>>>
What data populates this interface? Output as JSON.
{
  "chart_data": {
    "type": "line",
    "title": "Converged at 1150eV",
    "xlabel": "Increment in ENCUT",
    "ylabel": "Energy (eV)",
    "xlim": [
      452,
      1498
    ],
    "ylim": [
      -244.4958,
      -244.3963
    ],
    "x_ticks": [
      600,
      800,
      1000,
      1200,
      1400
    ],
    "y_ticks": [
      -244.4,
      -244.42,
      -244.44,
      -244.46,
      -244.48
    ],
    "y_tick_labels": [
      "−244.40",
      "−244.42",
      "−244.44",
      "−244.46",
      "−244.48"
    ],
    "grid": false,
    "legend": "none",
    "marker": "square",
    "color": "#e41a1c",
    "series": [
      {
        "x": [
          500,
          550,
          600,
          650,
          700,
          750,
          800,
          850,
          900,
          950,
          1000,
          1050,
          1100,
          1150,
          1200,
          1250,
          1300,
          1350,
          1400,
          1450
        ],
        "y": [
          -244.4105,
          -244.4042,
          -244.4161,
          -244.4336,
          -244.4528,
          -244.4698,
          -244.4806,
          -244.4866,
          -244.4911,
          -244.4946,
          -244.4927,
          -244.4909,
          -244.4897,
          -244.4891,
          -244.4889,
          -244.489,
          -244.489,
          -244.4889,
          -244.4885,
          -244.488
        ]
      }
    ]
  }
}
<<<
-- Directive --
Set down all of the records shown above once more, exactly.

-- Written solution --
What data populates this interface? Output as JSON.
{
  "chart_data": {
    "type": "line",
    "title": "Converged at 1150eV",
    "xlabel": "Increment in ENCUT",
    "ylabel": "Energy (eV)",
    "xlim": [
      452,
      1498
    ],
    "ylim": [
      -244.4958,
      -244.3963
    ],
    "x_ticks": [
      600,
      800,
      1000,
      1200,
      1400
    ],
    "y_ticks": [
      -244.4,
      -244.42,
      -244.44,
      -244.46,
      -244.48
    ],
    "y_tick_labels": [
      "−244.40",
      "−244.42",
      "−244.44",
      "−244.46",
      "−244.48"
    ],
    "grid": false,
    "legend": "none",
    "marker": "square",
    "color": "#e41a1c",
    "series": [
      {
        "x": [
          500,
          550,
          600,
          650,
          700,
          750,
          800,
          850,
          900,
          950,
          1000,
          1050,
          1100,
          1150,
          1200,
          1250,
          1300,
          1350,
          1400,
          1450
        ],
        "y": [
          -244.4105,
          -244.4042,
          -244.4161,
          -244.4336,
          -244.4528,
          -244.4698,
          -244.4806,
          -244.4866,
          -244.4911,
          -244.4946,
          -244.4927,
          -244.4909,
          -244.4897,
          -244.4891,
          -244.4889,
          -244.489,
          -244.489,
          -244.4889,
          -244.4885,
          -244.488
        ]
      }
    ]
  }
}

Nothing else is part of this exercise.